-- ENTRIES SHOWN --

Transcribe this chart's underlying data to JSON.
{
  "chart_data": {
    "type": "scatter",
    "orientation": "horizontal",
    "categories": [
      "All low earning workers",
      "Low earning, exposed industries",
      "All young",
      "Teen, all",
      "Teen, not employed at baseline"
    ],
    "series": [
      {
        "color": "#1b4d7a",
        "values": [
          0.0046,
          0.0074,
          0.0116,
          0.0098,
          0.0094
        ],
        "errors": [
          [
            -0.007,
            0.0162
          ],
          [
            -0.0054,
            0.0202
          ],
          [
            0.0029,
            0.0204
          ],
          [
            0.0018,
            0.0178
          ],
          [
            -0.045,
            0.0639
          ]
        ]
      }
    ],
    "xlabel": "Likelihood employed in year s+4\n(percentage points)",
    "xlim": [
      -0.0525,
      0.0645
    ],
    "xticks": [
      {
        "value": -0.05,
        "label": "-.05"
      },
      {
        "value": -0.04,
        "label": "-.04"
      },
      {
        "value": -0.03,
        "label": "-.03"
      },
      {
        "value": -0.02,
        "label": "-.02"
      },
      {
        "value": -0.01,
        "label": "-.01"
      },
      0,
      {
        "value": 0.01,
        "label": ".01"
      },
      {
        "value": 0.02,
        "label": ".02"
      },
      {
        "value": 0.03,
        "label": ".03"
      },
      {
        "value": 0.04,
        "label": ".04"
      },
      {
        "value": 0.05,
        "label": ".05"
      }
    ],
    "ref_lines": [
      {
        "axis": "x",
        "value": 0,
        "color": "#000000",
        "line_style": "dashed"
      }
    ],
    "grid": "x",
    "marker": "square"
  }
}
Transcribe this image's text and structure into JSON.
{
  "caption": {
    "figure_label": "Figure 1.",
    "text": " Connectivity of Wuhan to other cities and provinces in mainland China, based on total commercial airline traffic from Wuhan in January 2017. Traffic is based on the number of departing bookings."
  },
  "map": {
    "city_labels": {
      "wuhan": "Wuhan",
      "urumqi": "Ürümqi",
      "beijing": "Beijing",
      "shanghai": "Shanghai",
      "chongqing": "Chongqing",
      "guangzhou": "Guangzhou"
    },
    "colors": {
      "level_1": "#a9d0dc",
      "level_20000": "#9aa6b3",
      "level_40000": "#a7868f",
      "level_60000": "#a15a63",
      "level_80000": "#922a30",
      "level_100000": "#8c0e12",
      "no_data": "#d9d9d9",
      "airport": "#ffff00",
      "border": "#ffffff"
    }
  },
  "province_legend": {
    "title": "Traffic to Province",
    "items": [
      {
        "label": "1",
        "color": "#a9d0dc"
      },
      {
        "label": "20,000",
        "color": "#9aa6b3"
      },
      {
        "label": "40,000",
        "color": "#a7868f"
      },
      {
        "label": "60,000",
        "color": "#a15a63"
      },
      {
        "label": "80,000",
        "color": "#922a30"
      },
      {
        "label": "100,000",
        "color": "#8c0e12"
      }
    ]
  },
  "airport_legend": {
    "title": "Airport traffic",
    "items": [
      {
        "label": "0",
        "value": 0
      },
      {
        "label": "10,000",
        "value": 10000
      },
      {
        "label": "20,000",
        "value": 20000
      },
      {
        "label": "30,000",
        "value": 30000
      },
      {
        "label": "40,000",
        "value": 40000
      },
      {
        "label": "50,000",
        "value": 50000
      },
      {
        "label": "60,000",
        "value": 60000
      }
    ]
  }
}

-- EXERCISE BRIEF --
Write out every line of the entries that holds the word "title".

-- THE OUTPUT --
    "title": "Traffic to Province",
    "title": "Airport traffic",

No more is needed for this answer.